● WRITTEN TASK: Work out how many lines have "JSON" in them. Give only that number.
===== TASK DATA
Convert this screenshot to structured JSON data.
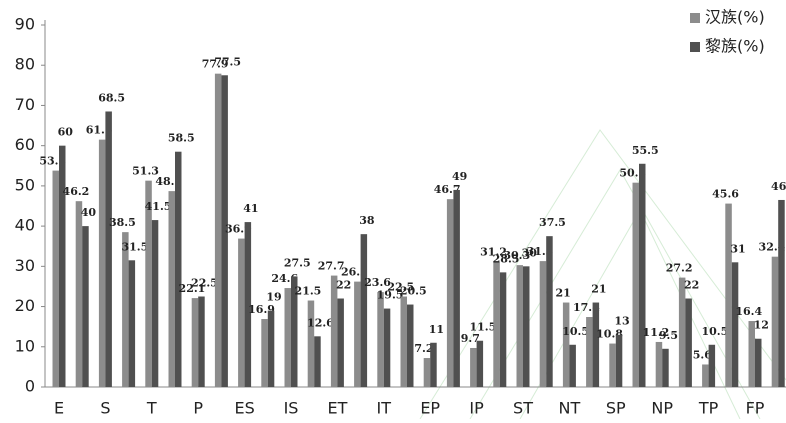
{
  "chart_data": {
    "type": "bar",
    "categories": [
      "E",
      null,
      "S",
      null,
      "T",
      null,
      "P",
      null,
      "ES",
      null,
      "IS",
      null,
      "ET",
      null,
      "IT",
      null,
      "EP",
      null,
      "IP",
      null,
      "ST",
      null,
      "NT",
      null,
      "SP",
      null,
      "NP",
      null,
      "TP",
      null,
      "FP",
      null
    ],
    "series": [
      {
        "name": "汉族(%)",
        "color": "#8c8c8c",
        "values": [
          53.8,
          46.2,
          61.5,
          38.5,
          51.3,
          48.7,
          22.1,
          77.9,
          36.9,
          16.9,
          24.6,
          21.5,
          27.7,
          26.2,
          23.6,
          22.5,
          7.2,
          46.7,
          9.7,
          31.2,
          30.3,
          31.3,
          21,
          17.4,
          10.8,
          50.8,
          11.2,
          27.2,
          5.6,
          45.6,
          16.4,
          32.4
        ]
      },
      {
        "name": "黎族(%)",
        "color": "#505050",
        "values": [
          60,
          40,
          68.5,
          31.5,
          41.5,
          58.5,
          22.5,
          77.5,
          41,
          19,
          27.5,
          12.6,
          22,
          38,
          19.5,
          20.5,
          11,
          49,
          11.5,
          28.5,
          30,
          37.5,
          10.5,
          21,
          13,
          55.5,
          9.5,
          22,
          10.5,
          31,
          12,
          46.5
        ]
      }
    ],
    "ylim": [
      0,
      90
    ],
    "yticks": [
      0,
      10,
      20,
      30,
      40,
      50,
      60,
      70,
      80,
      90
    ],
    "legend": "top-right"
  }
}
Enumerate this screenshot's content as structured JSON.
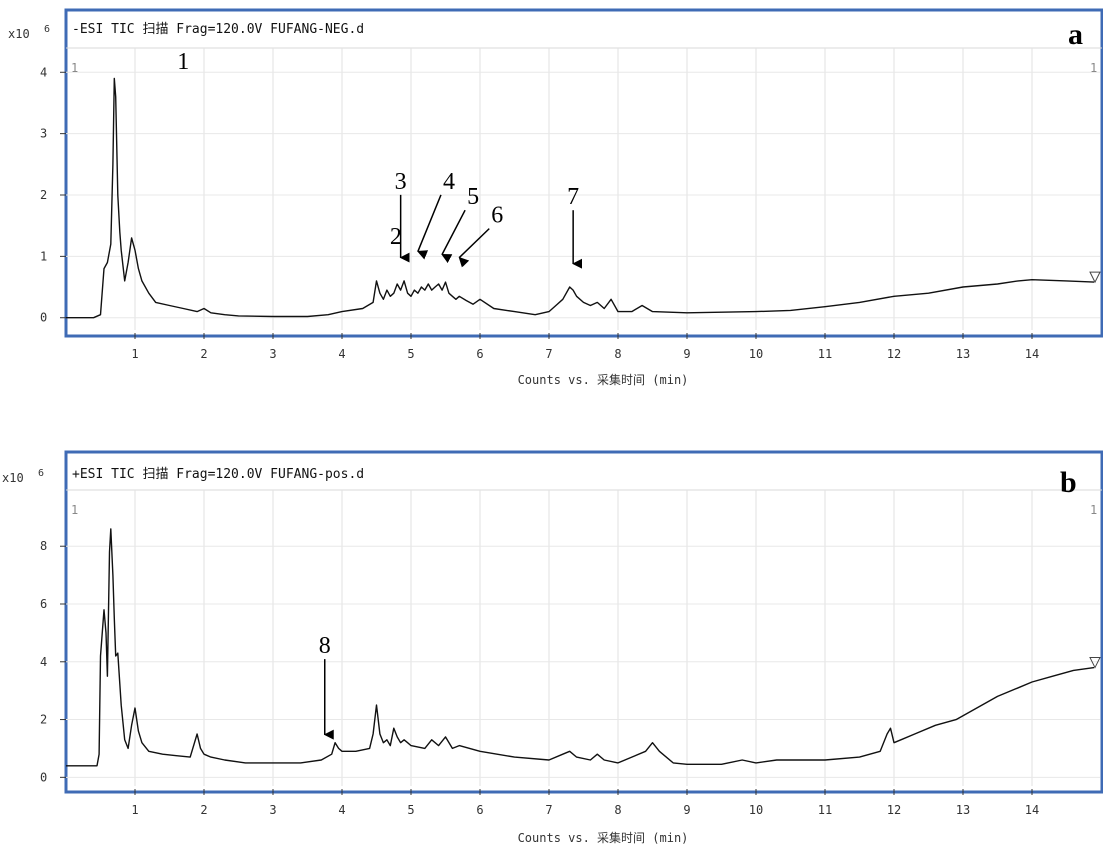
{
  "chart_data": [
    {
      "type": "line",
      "panel_label": "a",
      "title": "-ESI TIC 扫描 Frag=120.0V FUFANG-NEG.d",
      "y_scale_label": "x10",
      "y_scale_exp": "6",
      "xlabel": "Counts vs. 采集时间 (min)",
      "xlim": [
        0,
        14.9
      ],
      "ylim": [
        -0.2,
        4.2
      ],
      "x_ticks": [
        1,
        2,
        3,
        4,
        5,
        6,
        7,
        8,
        9,
        10,
        11,
        12,
        13,
        14
      ],
      "y_ticks": [
        0,
        1,
        2,
        3,
        4
      ],
      "cursor_label": "1",
      "grid": true,
      "series": [
        {
          "x": [
            0.0,
            0.4,
            0.5,
            0.55,
            0.6,
            0.65,
            0.68,
            0.7,
            0.72,
            0.75,
            0.78,
            0.8,
            0.85,
            0.9,
            0.95,
            1.0,
            1.05,
            1.1,
            1.2,
            1.3,
            1.5,
            1.7,
            1.9,
            2.0,
            2.1,
            2.3,
            2.5,
            3.0,
            3.5,
            3.8,
            4.0,
            4.3,
            4.45,
            4.5,
            4.55,
            4.6,
            4.65,
            4.7,
            4.75,
            4.8,
            4.85,
            4.9,
            4.95,
            5.0,
            5.05,
            5.1,
            5.15,
            5.2,
            5.25,
            5.3,
            5.35,
            5.4,
            5.45,
            5.5,
            5.55,
            5.6,
            5.65,
            5.7,
            5.8,
            5.9,
            6.0,
            6.2,
            6.5,
            6.8,
            7.0,
            7.1,
            7.2,
            7.3,
            7.35,
            7.4,
            7.5,
            7.6,
            7.7,
            7.8,
            7.9,
            8.0,
            8.2,
            8.35,
            8.5,
            9.0,
            10.0,
            10.5,
            11.0,
            11.5,
            12.0,
            12.5,
            13.0,
            13.5,
            13.8,
            14.0,
            14.5,
            14.9
          ],
          "y": [
            0.0,
            0.0,
            0.05,
            0.8,
            0.9,
            1.2,
            2.5,
            3.9,
            3.6,
            2.0,
            1.4,
            1.1,
            0.6,
            0.9,
            1.3,
            1.1,
            0.8,
            0.6,
            0.4,
            0.25,
            0.2,
            0.15,
            0.1,
            0.15,
            0.08,
            0.05,
            0.03,
            0.02,
            0.02,
            0.05,
            0.1,
            0.15,
            0.25,
            0.6,
            0.4,
            0.3,
            0.45,
            0.35,
            0.4,
            0.55,
            0.45,
            0.6,
            0.4,
            0.35,
            0.45,
            0.4,
            0.5,
            0.45,
            0.55,
            0.45,
            0.5,
            0.55,
            0.45,
            0.58,
            0.4,
            0.35,
            0.3,
            0.35,
            0.28,
            0.22,
            0.3,
            0.15,
            0.1,
            0.05,
            0.1,
            0.2,
            0.3,
            0.5,
            0.45,
            0.35,
            0.25,
            0.2,
            0.25,
            0.15,
            0.3,
            0.1,
            0.1,
            0.2,
            0.1,
            0.08,
            0.1,
            0.12,
            0.18,
            0.25,
            0.35,
            0.4,
            0.5,
            0.55,
            0.6,
            0.62,
            0.6,
            0.58
          ]
        }
      ],
      "annotations": [
        {
          "label": "1",
          "x": 1.7,
          "y": 4.05,
          "arrow": false
        },
        {
          "label": "2",
          "x": 4.78,
          "y": 1.2,
          "arrow": false
        },
        {
          "label": "3",
          "x": 4.85,
          "y": 2.1,
          "arrow": true,
          "arrow_to_y": 0.85,
          "arrow_to_x": 4.85
        },
        {
          "label": "4",
          "x": 5.55,
          "y": 2.1,
          "arrow": true,
          "arrow_to_x": 5.1,
          "arrow_to_y": 0.95
        },
        {
          "label": "5",
          "x": 5.9,
          "y": 1.85,
          "arrow": true,
          "arrow_to_x": 5.45,
          "arrow_to_y": 0.9
        },
        {
          "label": "6",
          "x": 6.25,
          "y": 1.55,
          "arrow": true,
          "arrow_to_x": 5.7,
          "arrow_to_y": 0.85
        },
        {
          "label": "7",
          "x": 7.35,
          "y": 1.85,
          "arrow": true,
          "arrow_to_y": 0.75,
          "arrow_to_x": 7.35
        }
      ]
    },
    {
      "type": "line",
      "panel_label": "b",
      "title": "+ESI TIC 扫描 Frag=120.0V FUFANG-pos.d",
      "y_scale_label": "x10",
      "y_scale_exp": "6",
      "xlabel": "Counts vs. 采集时间 (min)",
      "xlim": [
        0,
        14.9
      ],
      "ylim": [
        -0.3,
        9.6
      ],
      "x_ticks": [
        1,
        2,
        3,
        4,
        5,
        6,
        7,
        8,
        9,
        10,
        11,
        12,
        13,
        14
      ],
      "y_ticks": [
        0,
        2,
        4,
        6,
        8
      ],
      "cursor_label": "1",
      "grid": true,
      "series": [
        {
          "x": [
            0.0,
            0.45,
            0.48,
            0.5,
            0.55,
            0.58,
            0.6,
            0.63,
            0.65,
            0.68,
            0.7,
            0.72,
            0.75,
            0.8,
            0.85,
            0.9,
            0.95,
            1.0,
            1.05,
            1.1,
            1.2,
            1.4,
            1.6,
            1.8,
            1.9,
            1.95,
            2.0,
            2.1,
            2.3,
            2.6,
            3.0,
            3.4,
            3.7,
            3.85,
            3.9,
            3.95,
            4.0,
            4.2,
            4.4,
            4.45,
            4.5,
            4.55,
            4.6,
            4.65,
            4.7,
            4.75,
            4.8,
            4.85,
            4.9,
            4.95,
            5.0,
            5.2,
            5.3,
            5.4,
            5.5,
            5.6,
            5.7,
            6.0,
            6.5,
            7.0,
            7.2,
            7.3,
            7.4,
            7.6,
            7.7,
            7.8,
            8.0,
            8.2,
            8.4,
            8.5,
            8.6,
            8.8,
            9.0,
            9.5,
            9.8,
            10.0,
            10.3,
            11.0,
            11.5,
            11.8,
            11.9,
            11.95,
            12.0,
            12.1,
            12.3,
            12.6,
            12.9,
            13.2,
            13.5,
            13.8,
            14.0,
            14.3,
            14.6,
            14.9
          ],
          "y": [
            0.4,
            0.4,
            0.8,
            4.2,
            5.8,
            5.0,
            3.5,
            7.8,
            8.6,
            7.0,
            5.5,
            4.2,
            4.3,
            2.5,
            1.3,
            1.0,
            1.8,
            2.4,
            1.6,
            1.2,
            0.9,
            0.8,
            0.75,
            0.7,
            1.5,
            1.0,
            0.8,
            0.7,
            0.6,
            0.5,
            0.5,
            0.5,
            0.6,
            0.8,
            1.2,
            1.0,
            0.9,
            0.9,
            1.0,
            1.5,
            2.5,
            1.5,
            1.2,
            1.3,
            1.1,
            1.7,
            1.4,
            1.2,
            1.3,
            1.2,
            1.1,
            1.0,
            1.3,
            1.1,
            1.4,
            1.0,
            1.1,
            0.9,
            0.7,
            0.6,
            0.8,
            0.9,
            0.7,
            0.6,
            0.8,
            0.6,
            0.5,
            0.7,
            0.9,
            1.2,
            0.9,
            0.5,
            0.45,
            0.45,
            0.6,
            0.5,
            0.6,
            0.6,
            0.7,
            0.9,
            1.5,
            1.7,
            1.2,
            1.3,
            1.5,
            1.8,
            2.0,
            2.4,
            2.8,
            3.1,
            3.3,
            3.5,
            3.7,
            3.8
          ]
        }
      ],
      "annotations": [
        {
          "label": "8",
          "x": 3.75,
          "y": 4.3,
          "arrow": true,
          "arrow_to_y": 1.2,
          "arrow_to_x": 3.75
        }
      ]
    }
  ]
}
==========
● THE RESULT: 2